[Instruction]: Could you reproduce each of the items below word for word, leaving the pictures out of your answer?

(Stored items)
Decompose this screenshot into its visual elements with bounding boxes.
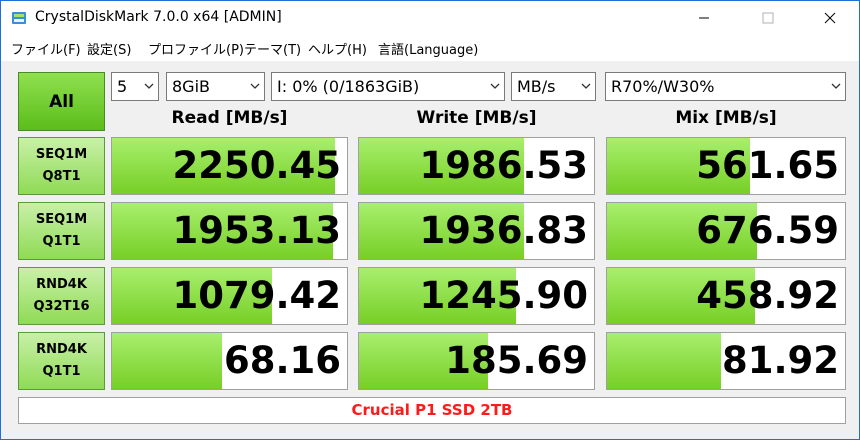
test-params: Q1T1 xyxy=(42,234,81,249)
result-cell-read: 2250.45 xyxy=(111,137,348,195)
menu-help[interactable]: ヘルプ(H) xyxy=(308,39,367,58)
drive-value: I: 0% (0/1863GiB) xyxy=(277,77,420,96)
rnd4k-q32t16-button[interactable]: RND4K Q32T16 xyxy=(18,267,105,325)
result-cell-write: 1986.53 xyxy=(358,137,595,195)
result-cell-mix: 458.92 xyxy=(606,267,846,325)
rnd4k-q1t1-button[interactable]: RND4K Q1T1 xyxy=(18,332,105,390)
test-name: RND4K xyxy=(36,342,87,357)
result-value: 458.92 xyxy=(696,274,839,317)
result-cell-mix: 81.92 xyxy=(606,332,846,390)
menu-settings[interactable]: 設定(S) xyxy=(87,39,131,58)
result-cell-write: 1936.83 xyxy=(358,202,595,260)
test-name: RND4K xyxy=(36,277,87,292)
chevron-down-icon xyxy=(250,83,260,89)
write-header: Write [MB/s] xyxy=(416,108,537,128)
title-bar: CrystalDiskMark 7.0.0 x64 [ADMIN] xyxy=(1,1,859,35)
test-name: SEQ1M xyxy=(35,147,88,162)
result-cell-read: 1079.42 xyxy=(111,267,348,325)
unit-select[interactable]: MB/s xyxy=(511,72,596,101)
chevron-down-icon xyxy=(581,83,591,89)
result-value: 2250.45 xyxy=(172,144,341,187)
menu-bar: ファイル(F) 設定(S) プロファイル(P) テーマ(T) ヘルプ(H) 言語… xyxy=(1,35,859,61)
result-value: 1245.90 xyxy=(419,274,588,317)
result-value: 1986.53 xyxy=(419,144,588,187)
result-value: 1079.42 xyxy=(172,274,341,317)
progress-bar xyxy=(607,333,722,389)
all-button[interactable]: All xyxy=(18,72,105,131)
test-params: Q1T1 xyxy=(42,364,81,379)
chevron-down-icon xyxy=(490,83,500,89)
close-button[interactable] xyxy=(807,1,853,35)
result-value: 68.16 xyxy=(223,339,341,382)
drive-select[interactable]: I: 0% (0/1863GiB) xyxy=(271,72,505,101)
unit-value: MB/s xyxy=(517,77,556,96)
app-window: CrystalDiskMark 7.0.0 x64 [ADMIN] ファイル(F… xyxy=(0,0,860,440)
window-title: CrystalDiskMark 7.0.0 x64 [ADMIN] xyxy=(35,9,282,25)
test-count-value: 5 xyxy=(117,77,128,96)
test-size-value: 8GiB xyxy=(172,77,210,96)
maximize-button[interactable] xyxy=(745,1,791,35)
mix-header: Mix [MB/s] xyxy=(675,108,777,128)
result-cell-read: 68.16 xyxy=(111,332,348,390)
result-value: 1936.83 xyxy=(419,209,588,252)
menu-file[interactable]: ファイル(F) xyxy=(11,39,81,58)
app-icon xyxy=(12,12,26,24)
seq1m-q8t1-button[interactable]: SEQ1M Q8T1 xyxy=(18,137,105,195)
result-value: 676.59 xyxy=(696,209,839,252)
menu-profile[interactable]: プロファイル(P) xyxy=(148,39,244,58)
drive-comment-field[interactable]: Crucial P1 SSD 2TB xyxy=(18,397,846,424)
minimize-button[interactable] xyxy=(681,1,727,35)
test-name: SEQ1M xyxy=(35,212,88,227)
result-cell-read: 1953.13 xyxy=(111,202,348,260)
result-value: 1953.13 xyxy=(172,209,341,252)
test-params: Q8T1 xyxy=(42,169,81,184)
result-cell-mix: 676.59 xyxy=(606,202,846,260)
menu-language[interactable]: 言語(Language) xyxy=(378,39,478,58)
result-cell-mix: 561.65 xyxy=(606,137,846,195)
result-cell-write: 185.69 xyxy=(358,332,595,390)
mix-ratio-select[interactable]: R70%/W30% xyxy=(605,72,846,101)
test-count-select[interactable]: 5 xyxy=(111,72,159,101)
mix-ratio-value: R70%/W30% xyxy=(611,77,715,96)
read-header: Read [MB/s] xyxy=(171,108,288,128)
result-cell-write: 1245.90 xyxy=(358,267,595,325)
result-value: 81.92 xyxy=(721,339,839,382)
menu-theme[interactable]: テーマ(T) xyxy=(244,39,301,58)
test-params: Q32T16 xyxy=(33,299,90,314)
test-size-select[interactable]: 8GiB xyxy=(166,72,265,101)
chevron-down-icon xyxy=(831,83,841,89)
seq1m-q1t1-button[interactable]: SEQ1M Q1T1 xyxy=(18,202,105,260)
chevron-down-icon xyxy=(144,83,154,89)
result-value: 561.65 xyxy=(696,144,839,187)
result-value: 185.69 xyxy=(445,339,588,382)
progress-bar xyxy=(112,333,223,389)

[Task output]:
Decompose this screenshot into its visual elements with bounding boxes.
test-params: Q1T1 xyxy=(42,234,81,249)
result-cell-read: 2250.45 xyxy=(111,137,348,195)
menu-help[interactable]: ヘルプ(H) xyxy=(308,39,367,58)
drive-value: I: 0% (0/1863GiB) xyxy=(277,77,420,96)
rnd4k-q32t16-button[interactable]: RND4K Q32T16 xyxy=(18,267,105,325)
result-cell-write: 1986.53 xyxy=(358,137,595,195)
result-cell-mix: 458.92 xyxy=(606,267,846,325)
rnd4k-q1t1-button[interactable]: RND4K Q1T1 xyxy=(18,332,105,390)
test-name: RND4K xyxy=(36,342,87,357)
result-value: 458.92 xyxy=(696,274,839,317)
result-cell-mix: 81.92 xyxy=(606,332,846,390)
menu-settings[interactable]: 設定(S) xyxy=(87,39,131,58)
result-cell-write: 1936.83 xyxy=(358,202,595,260)
test-name: RND4K xyxy=(36,277,87,292)
chevron-down-icon xyxy=(250,83,260,89)
write-header: Write [MB/s] xyxy=(416,108,537,128)
title-bar: CrystalDiskMark 7.0.0 x64 [ADMIN] xyxy=(1,1,859,35)
test-name: SEQ1M xyxy=(35,147,88,162)
result-cell-read: 1079.42 xyxy=(111,267,348,325)
unit-select[interactable]: MB/s xyxy=(511,72,596,101)
chevron-down-icon xyxy=(581,83,591,89)
result-value: 2250.45 xyxy=(172,144,341,187)
menu-bar: ファイル(F) 設定(S) プロファイル(P) テーマ(T) ヘルプ(H) 言語… xyxy=(1,35,859,61)
result-value: 1245.90 xyxy=(419,274,588,317)
result-value: 1986.53 xyxy=(419,144,588,187)
result-value: 1079.42 xyxy=(172,274,341,317)
progress-bar xyxy=(607,333,722,389)
all-button[interactable]: All xyxy=(18,72,105,131)
test-params: Q1T1 xyxy=(42,364,81,379)
chevron-down-icon xyxy=(490,83,500,89)
close-button[interactable] xyxy=(807,1,853,35)
result-value: 68.16 xyxy=(223,339,341,382)
drive-select[interactable]: I: 0% (0/1863GiB) xyxy=(271,72,505,101)
unit-value: MB/s xyxy=(517,77,556,96)
app-window: CrystalDiskMark 7.0.0 x64 [ADMIN] ファイル(F… xyxy=(0,0,860,440)
window-title: CrystalDiskMark 7.0.0 x64 [ADMIN] xyxy=(35,9,282,25)
test-count-value: 5 xyxy=(117,77,128,96)
test-size-value: 8GiB xyxy=(172,77,210,96)
maximize-button[interactable] xyxy=(745,1,791,35)
mix-header: Mix [MB/s] xyxy=(675,108,777,128)
result-cell-read: 68.16 xyxy=(111,332,348,390)
result-value: 1936.83 xyxy=(419,209,588,252)
menu-file[interactable]: ファイル(F) xyxy=(11,39,81,58)
app-icon xyxy=(12,12,26,24)
seq1m-q8t1-button[interactable]: SEQ1M Q8T1 xyxy=(18,137,105,195)
result-value: 676.59 xyxy=(696,209,839,252)
menu-profile[interactable]: プロファイル(P) xyxy=(148,39,244,58)
drive-comment-field[interactable]: Crucial P1 SSD 2TB xyxy=(18,397,846,424)
minimize-button[interactable] xyxy=(681,1,727,35)
test-name: SEQ1M xyxy=(35,212,88,227)
result-cell-read: 1953.13 xyxy=(111,202,348,260)
result-value: 1953.13 xyxy=(172,209,341,252)
test-params: Q8T1 xyxy=(42,169,81,184)
result-cell-mix: 676.59 xyxy=(606,202,846,260)
menu-language[interactable]: 言語(Language) xyxy=(378,39,478,58)
result-cell-mix: 561.65 xyxy=(606,137,846,195)
result-cell-write: 185.69 xyxy=(358,332,595,390)
mix-ratio-select[interactable]: R70%/W30% xyxy=(605,72,846,101)
test-count-select[interactable]: 5 xyxy=(111,72,159,101)
mix-ratio-value: R70%/W30% xyxy=(611,77,715,96)
read-header: Read [MB/s] xyxy=(171,108,288,128)
result-cell-write: 1245.90 xyxy=(358,267,595,325)
result-value: 81.92 xyxy=(721,339,839,382)
menu-theme[interactable]: テーマ(T) xyxy=(244,39,301,58)
test-params: Q32T16 xyxy=(33,299,90,314)
test-size-select[interactable]: 8GiB xyxy=(166,72,265,101)
chevron-down-icon xyxy=(831,83,841,89)
seq1m-q1t1-button[interactable]: SEQ1M Q1T1 xyxy=(18,202,105,260)
chevron-down-icon xyxy=(144,83,154,89)
result-value: 561.65 xyxy=(696,144,839,187)
result-value: 185.69 xyxy=(445,339,588,382)
progress-bar xyxy=(112,333,223,389)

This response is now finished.